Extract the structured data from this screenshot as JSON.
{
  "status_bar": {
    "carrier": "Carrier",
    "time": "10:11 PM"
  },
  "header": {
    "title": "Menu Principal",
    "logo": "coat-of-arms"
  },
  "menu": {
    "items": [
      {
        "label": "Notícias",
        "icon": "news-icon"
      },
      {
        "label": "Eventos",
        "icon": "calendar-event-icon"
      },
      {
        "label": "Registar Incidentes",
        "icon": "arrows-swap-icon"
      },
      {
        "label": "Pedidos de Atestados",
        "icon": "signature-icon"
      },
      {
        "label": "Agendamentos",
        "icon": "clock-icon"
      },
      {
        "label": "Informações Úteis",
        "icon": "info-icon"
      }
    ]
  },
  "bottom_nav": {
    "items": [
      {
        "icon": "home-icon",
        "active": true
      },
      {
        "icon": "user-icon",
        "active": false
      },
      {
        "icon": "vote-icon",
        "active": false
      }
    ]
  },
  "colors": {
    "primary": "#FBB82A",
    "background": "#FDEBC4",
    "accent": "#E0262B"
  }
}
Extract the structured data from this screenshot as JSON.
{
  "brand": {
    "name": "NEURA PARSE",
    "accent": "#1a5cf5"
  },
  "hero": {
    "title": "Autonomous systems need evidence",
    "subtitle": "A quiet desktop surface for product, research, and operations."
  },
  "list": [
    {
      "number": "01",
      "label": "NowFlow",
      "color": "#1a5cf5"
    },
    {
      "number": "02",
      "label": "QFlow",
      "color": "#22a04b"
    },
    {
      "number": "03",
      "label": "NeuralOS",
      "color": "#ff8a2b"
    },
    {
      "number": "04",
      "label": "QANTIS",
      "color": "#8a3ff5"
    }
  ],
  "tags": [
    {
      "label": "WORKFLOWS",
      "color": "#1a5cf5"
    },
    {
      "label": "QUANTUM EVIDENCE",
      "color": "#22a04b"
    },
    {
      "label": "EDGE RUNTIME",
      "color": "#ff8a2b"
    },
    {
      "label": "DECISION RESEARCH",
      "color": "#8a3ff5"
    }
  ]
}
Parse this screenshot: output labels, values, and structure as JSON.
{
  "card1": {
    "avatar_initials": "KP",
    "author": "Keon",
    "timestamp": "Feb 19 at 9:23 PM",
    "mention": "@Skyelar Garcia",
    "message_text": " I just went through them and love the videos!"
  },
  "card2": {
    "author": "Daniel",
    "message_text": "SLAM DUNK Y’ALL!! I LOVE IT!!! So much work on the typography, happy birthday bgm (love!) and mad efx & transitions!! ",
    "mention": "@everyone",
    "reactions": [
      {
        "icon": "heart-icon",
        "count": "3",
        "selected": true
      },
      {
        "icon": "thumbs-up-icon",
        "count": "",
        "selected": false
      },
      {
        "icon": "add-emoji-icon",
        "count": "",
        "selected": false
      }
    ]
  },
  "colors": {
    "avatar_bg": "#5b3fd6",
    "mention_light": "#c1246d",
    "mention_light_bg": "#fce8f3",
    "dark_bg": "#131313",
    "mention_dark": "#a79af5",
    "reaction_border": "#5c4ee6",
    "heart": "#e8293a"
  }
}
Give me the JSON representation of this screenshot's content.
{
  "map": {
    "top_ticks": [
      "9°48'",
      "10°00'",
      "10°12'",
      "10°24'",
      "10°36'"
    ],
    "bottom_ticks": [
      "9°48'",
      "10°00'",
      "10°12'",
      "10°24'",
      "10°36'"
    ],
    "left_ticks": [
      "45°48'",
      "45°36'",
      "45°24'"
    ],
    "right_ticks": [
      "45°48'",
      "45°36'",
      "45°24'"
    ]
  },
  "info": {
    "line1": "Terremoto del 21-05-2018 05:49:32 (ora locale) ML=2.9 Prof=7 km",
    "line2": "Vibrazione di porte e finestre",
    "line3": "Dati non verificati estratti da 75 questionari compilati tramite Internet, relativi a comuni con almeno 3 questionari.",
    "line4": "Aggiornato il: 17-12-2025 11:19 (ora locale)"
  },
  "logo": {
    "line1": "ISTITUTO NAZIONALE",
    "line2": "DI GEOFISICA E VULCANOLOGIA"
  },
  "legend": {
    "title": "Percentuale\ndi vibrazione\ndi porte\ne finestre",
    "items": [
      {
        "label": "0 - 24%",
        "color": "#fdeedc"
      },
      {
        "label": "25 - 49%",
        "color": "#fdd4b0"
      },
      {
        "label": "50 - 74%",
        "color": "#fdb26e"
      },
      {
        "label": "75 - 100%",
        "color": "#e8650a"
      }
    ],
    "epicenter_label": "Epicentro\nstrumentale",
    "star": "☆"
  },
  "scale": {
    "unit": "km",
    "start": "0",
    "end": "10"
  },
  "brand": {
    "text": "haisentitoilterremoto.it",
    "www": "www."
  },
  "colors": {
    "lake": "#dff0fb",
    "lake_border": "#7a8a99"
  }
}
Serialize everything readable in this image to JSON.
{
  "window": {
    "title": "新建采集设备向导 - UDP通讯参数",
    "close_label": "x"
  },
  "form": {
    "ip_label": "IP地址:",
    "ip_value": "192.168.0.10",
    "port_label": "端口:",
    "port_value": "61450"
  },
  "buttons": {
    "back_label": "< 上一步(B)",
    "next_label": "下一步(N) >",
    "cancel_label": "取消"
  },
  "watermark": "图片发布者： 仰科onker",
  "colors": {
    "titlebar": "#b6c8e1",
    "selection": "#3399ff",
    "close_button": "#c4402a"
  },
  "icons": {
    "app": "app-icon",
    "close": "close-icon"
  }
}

* _TASK DETAILS_
Give back exactly the lines from the one containing "Serialize everything readable" to the end of the material, both ends included.

* _EXPECTED ANSWER_
Serialize everything readable in this image to JSON.
{
  "window": {
    "title": "新建采集设备向导 - UDP通讯参数",
    "close_label": "x"
  },
  "form": {
    "ip_label": "IP地址:",
    "ip_value": "192.168.0.10",
    "port_label": "端口:",
    "port_value": "61450"
  },
  "buttons": {
    "back_label": "< 上一步(B)",
    "next_label": "下一步(N) >",
    "cancel_label": "取消"
  },
  "watermark": "图片发布者： 仰科onker",
  "colors": {
    "titlebar": "#b6c8e1",
    "selection": "#3399ff",
    "close_button": "#c4402a"
  },
  "icons": {
    "app": "app-icon",
    "close": "close-icon"
  }
}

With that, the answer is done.